── EXTRACTED INFORMATION ──

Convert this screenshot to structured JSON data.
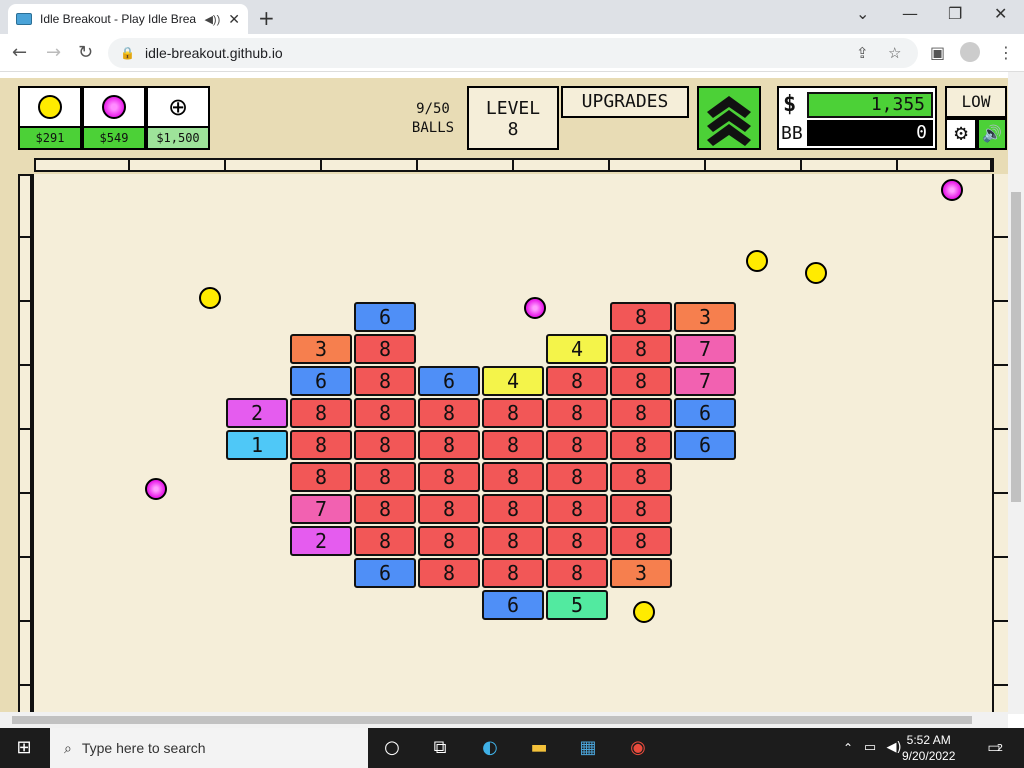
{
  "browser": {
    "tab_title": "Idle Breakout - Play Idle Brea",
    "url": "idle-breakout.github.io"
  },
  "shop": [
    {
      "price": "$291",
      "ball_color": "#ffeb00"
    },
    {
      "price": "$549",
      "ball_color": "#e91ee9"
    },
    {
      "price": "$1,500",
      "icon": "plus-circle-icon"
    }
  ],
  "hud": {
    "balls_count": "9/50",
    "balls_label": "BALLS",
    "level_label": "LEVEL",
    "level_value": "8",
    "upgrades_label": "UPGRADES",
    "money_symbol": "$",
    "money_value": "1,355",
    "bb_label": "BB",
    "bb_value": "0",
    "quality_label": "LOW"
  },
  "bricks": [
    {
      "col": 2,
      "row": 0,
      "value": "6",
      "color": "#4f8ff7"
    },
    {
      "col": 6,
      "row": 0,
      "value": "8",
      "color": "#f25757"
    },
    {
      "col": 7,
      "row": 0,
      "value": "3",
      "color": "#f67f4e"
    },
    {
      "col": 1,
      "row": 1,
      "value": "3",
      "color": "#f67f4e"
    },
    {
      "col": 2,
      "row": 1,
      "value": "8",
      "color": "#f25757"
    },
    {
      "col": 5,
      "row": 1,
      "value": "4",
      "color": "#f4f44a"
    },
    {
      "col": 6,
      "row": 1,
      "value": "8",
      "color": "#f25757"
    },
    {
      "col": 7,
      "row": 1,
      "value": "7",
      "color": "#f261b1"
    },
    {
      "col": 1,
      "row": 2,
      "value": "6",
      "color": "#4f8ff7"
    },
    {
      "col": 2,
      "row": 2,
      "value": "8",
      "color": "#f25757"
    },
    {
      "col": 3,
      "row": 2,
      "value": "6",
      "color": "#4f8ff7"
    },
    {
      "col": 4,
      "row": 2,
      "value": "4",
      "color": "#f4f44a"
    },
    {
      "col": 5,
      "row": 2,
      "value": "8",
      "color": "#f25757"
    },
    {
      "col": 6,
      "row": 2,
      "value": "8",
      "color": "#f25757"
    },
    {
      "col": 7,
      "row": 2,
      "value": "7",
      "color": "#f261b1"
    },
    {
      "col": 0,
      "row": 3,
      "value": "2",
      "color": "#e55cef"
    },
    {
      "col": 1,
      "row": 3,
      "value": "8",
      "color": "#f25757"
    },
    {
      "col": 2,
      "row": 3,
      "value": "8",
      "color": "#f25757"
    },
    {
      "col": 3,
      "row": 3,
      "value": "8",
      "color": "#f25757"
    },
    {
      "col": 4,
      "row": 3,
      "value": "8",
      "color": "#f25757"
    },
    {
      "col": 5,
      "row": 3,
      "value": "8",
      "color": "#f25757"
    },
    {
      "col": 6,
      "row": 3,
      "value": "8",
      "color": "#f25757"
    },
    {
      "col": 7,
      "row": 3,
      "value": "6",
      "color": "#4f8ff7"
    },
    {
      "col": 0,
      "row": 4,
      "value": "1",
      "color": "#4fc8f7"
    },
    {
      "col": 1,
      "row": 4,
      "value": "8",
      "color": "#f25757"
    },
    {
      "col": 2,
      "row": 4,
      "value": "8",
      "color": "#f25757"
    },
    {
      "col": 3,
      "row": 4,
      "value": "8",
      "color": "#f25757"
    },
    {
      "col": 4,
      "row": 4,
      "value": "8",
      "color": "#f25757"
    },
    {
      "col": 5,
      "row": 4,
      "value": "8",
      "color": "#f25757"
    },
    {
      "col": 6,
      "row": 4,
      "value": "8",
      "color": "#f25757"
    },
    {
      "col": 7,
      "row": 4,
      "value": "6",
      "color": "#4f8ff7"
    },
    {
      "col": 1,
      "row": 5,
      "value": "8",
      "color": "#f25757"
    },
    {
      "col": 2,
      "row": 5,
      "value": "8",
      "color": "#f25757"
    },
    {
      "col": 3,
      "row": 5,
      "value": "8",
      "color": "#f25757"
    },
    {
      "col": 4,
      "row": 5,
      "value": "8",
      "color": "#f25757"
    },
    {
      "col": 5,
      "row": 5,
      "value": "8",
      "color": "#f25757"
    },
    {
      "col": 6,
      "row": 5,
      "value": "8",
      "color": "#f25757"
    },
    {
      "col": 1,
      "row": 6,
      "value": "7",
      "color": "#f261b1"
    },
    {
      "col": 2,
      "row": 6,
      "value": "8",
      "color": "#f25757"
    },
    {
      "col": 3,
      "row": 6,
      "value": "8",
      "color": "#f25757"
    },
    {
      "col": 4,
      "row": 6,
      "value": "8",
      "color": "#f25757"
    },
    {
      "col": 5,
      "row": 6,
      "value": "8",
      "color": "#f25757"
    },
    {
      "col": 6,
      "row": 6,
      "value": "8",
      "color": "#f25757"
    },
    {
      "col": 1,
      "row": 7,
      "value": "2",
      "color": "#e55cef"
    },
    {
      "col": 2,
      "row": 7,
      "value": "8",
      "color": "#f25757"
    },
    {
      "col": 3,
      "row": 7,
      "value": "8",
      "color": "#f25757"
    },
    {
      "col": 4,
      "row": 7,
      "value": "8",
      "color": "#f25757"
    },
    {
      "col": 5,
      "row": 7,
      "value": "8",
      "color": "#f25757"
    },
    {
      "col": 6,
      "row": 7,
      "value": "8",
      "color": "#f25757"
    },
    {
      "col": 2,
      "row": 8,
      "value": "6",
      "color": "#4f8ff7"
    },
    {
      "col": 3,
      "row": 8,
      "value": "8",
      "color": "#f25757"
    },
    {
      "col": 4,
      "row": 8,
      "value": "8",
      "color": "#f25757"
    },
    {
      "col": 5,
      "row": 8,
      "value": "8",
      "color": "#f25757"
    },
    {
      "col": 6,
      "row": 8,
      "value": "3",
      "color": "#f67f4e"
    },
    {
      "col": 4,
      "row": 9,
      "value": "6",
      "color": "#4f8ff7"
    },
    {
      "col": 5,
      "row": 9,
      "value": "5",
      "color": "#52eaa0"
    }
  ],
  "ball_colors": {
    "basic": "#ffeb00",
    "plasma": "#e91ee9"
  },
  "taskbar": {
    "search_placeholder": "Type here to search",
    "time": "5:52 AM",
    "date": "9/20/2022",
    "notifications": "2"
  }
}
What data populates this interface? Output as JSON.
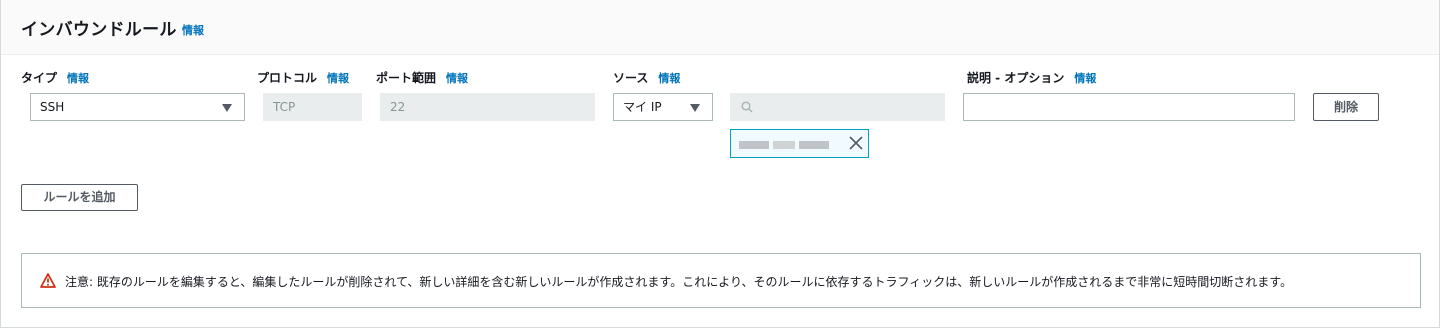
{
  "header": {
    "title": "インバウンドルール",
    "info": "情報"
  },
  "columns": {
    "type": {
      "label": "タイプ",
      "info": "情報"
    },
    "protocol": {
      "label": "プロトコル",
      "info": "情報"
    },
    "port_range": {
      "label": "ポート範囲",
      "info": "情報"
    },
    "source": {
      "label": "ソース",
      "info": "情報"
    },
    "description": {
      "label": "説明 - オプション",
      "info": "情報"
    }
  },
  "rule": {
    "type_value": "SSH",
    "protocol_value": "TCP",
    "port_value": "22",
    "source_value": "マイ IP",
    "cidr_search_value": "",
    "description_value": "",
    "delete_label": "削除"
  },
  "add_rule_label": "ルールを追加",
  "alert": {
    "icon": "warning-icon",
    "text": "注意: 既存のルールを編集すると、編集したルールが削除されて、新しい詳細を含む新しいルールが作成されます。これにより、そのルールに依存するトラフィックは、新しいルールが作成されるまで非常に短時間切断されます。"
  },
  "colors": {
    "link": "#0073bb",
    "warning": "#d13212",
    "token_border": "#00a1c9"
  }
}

───

Tally up the lines of the listing containing the word "this". Give only the total.

- **TASK OUTPUT**:
2